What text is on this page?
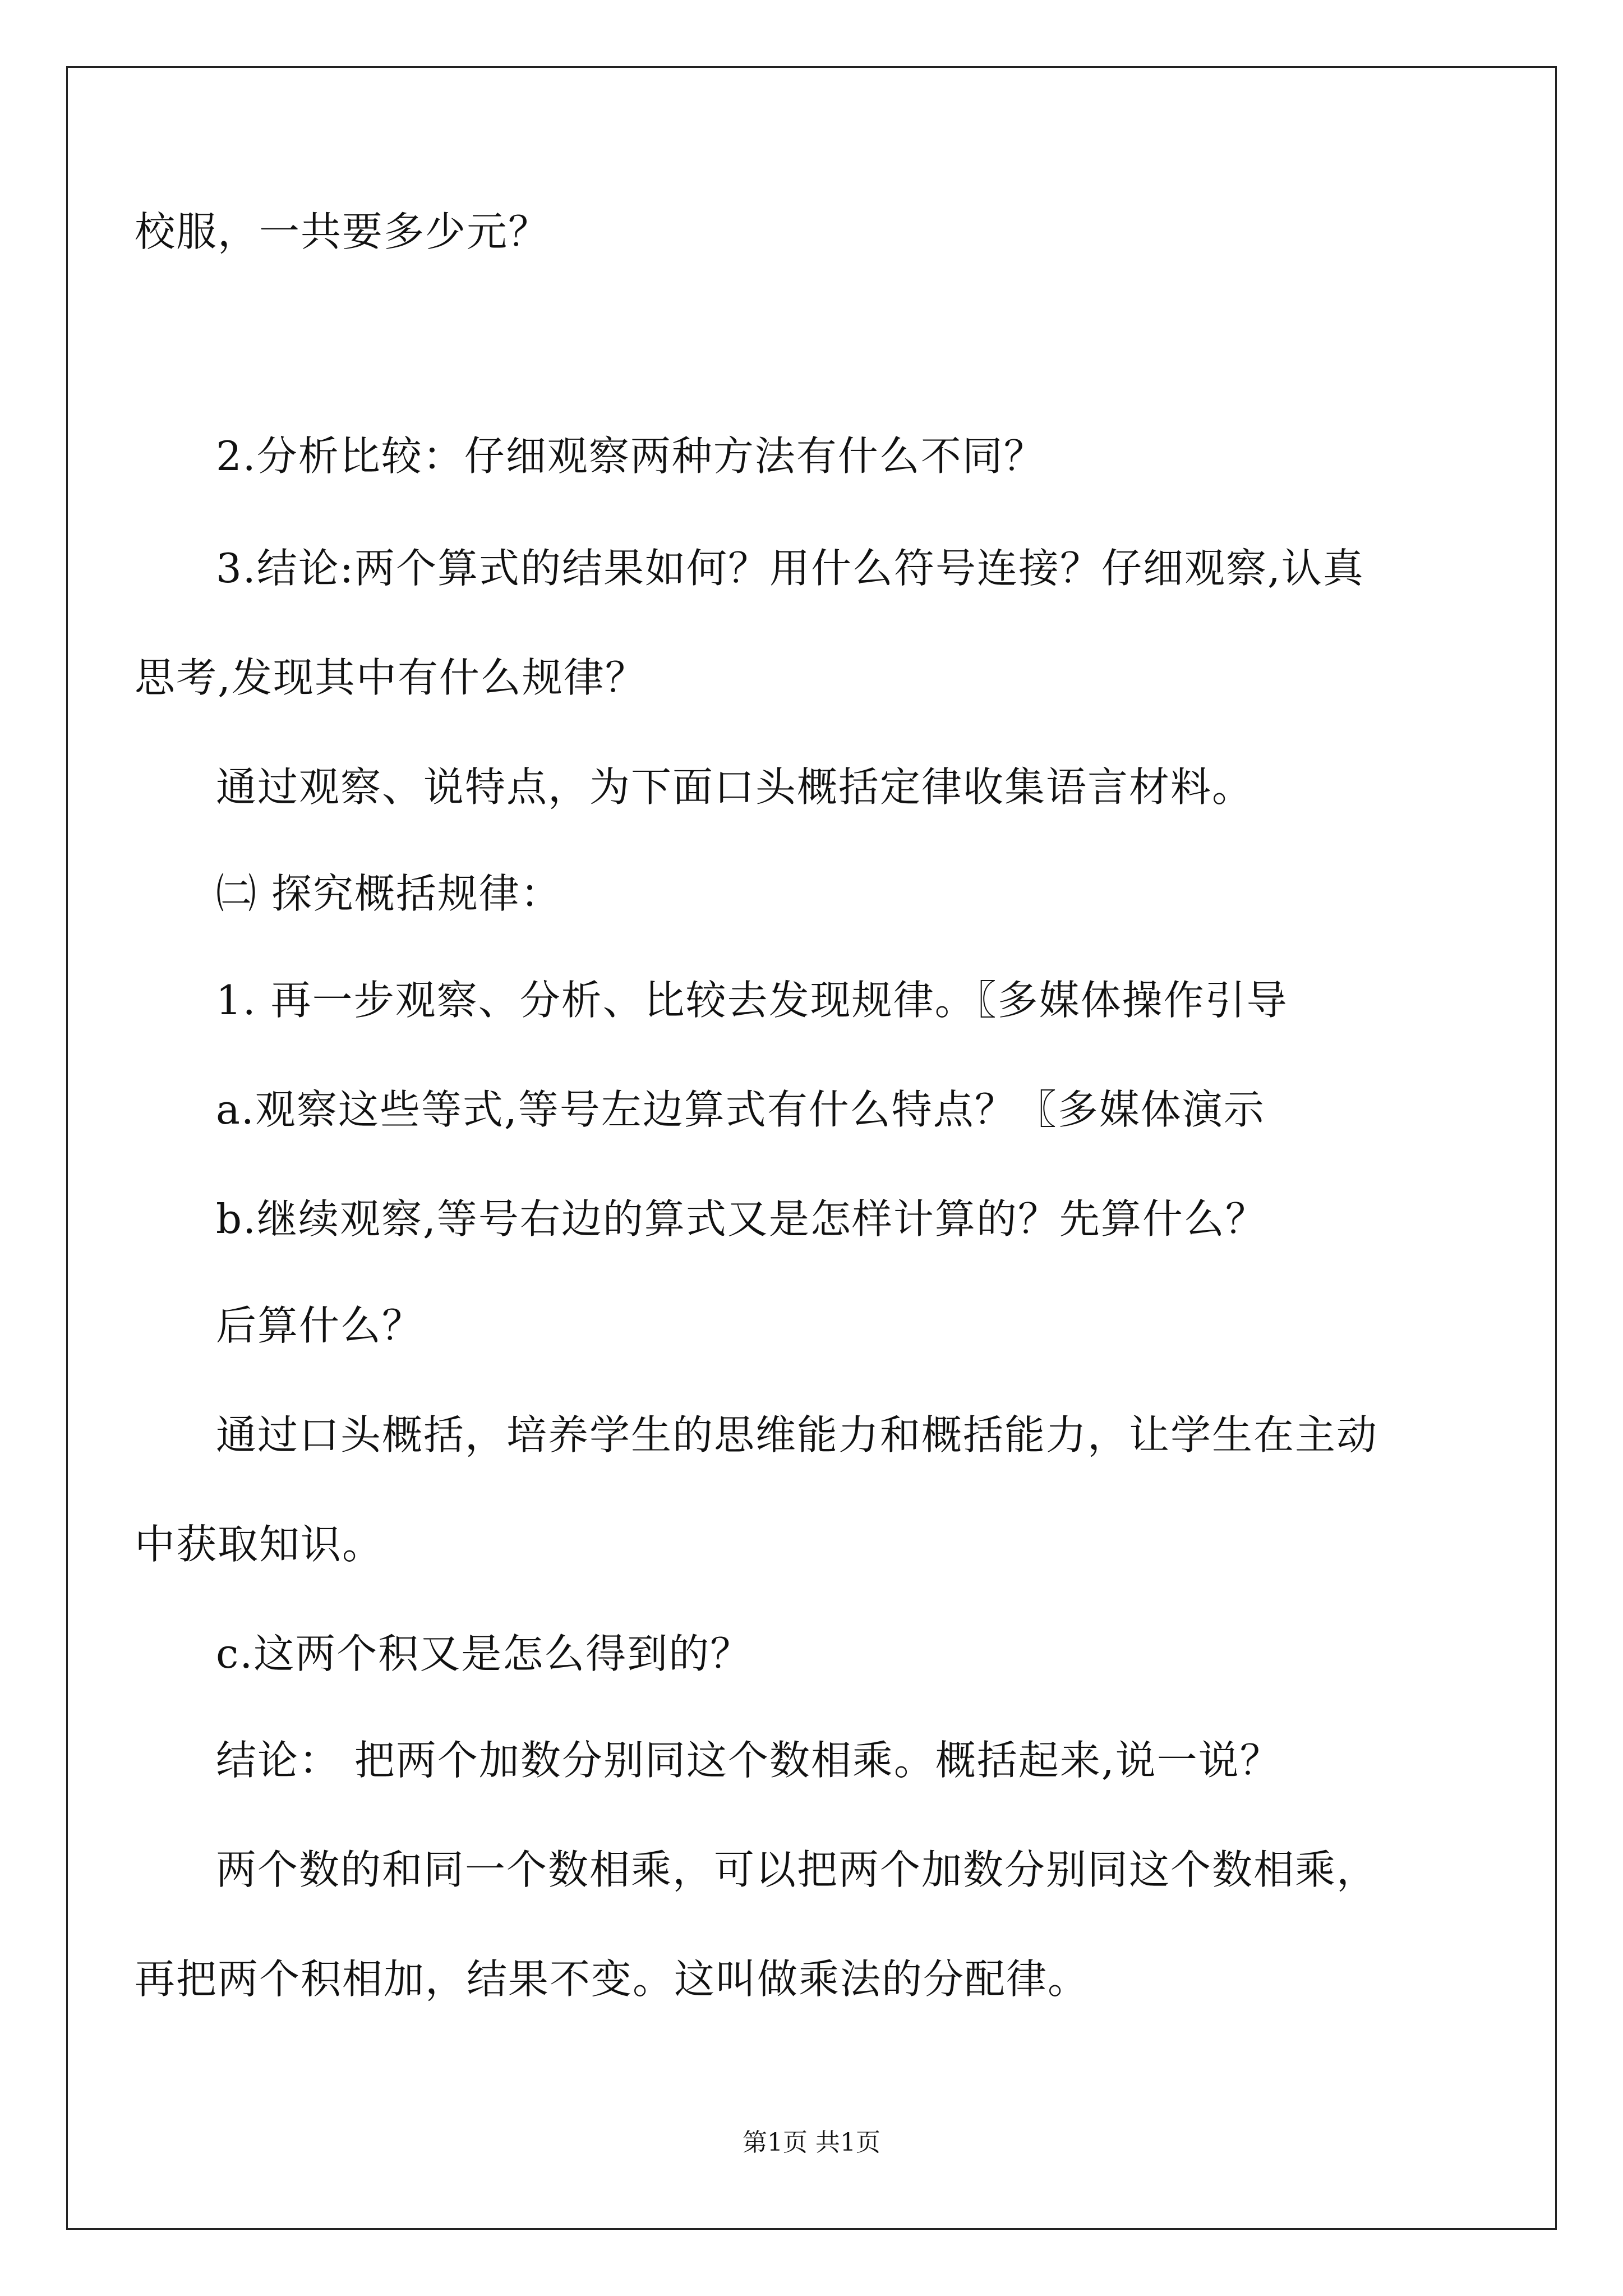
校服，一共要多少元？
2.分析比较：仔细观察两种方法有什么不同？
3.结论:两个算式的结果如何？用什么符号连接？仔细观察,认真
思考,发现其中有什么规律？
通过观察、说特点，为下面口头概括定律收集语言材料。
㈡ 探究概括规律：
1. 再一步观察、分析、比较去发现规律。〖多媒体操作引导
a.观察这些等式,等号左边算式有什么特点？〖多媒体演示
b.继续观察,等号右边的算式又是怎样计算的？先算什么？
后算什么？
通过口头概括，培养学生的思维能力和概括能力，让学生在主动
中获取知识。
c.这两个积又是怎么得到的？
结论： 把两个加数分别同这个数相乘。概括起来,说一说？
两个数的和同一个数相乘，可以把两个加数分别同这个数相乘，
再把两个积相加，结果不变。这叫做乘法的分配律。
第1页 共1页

## What needs to be done
Please write out all of the material above without changing a word, and omit any pictures.

## Expected output
What text is on this page?
校服，一共要多少元？
2.分析比较：仔细观察两种方法有什么不同？
3.结论:两个算式的结果如何？用什么符号连接？仔细观察,认真
思考,发现其中有什么规律？
通过观察、说特点，为下面口头概括定律收集语言材料。
㈡ 探究概括规律：
1. 再一步观察、分析、比较去发现规律。〖多媒体操作引导
a.观察这些等式,等号左边算式有什么特点？〖多媒体演示
b.继续观察,等号右边的算式又是怎样计算的？先算什么？
后算什么？
通过口头概括，培养学生的思维能力和概括能力，让学生在主动
中获取知识。
c.这两个积又是怎么得到的？
结论： 把两个加数分别同这个数相乘。概括起来,说一说？
两个数的和同一个数相乘，可以把两个加数分别同这个数相乘，
再把两个积相加，结果不变。这叫做乘法的分配律。
第1页 共1页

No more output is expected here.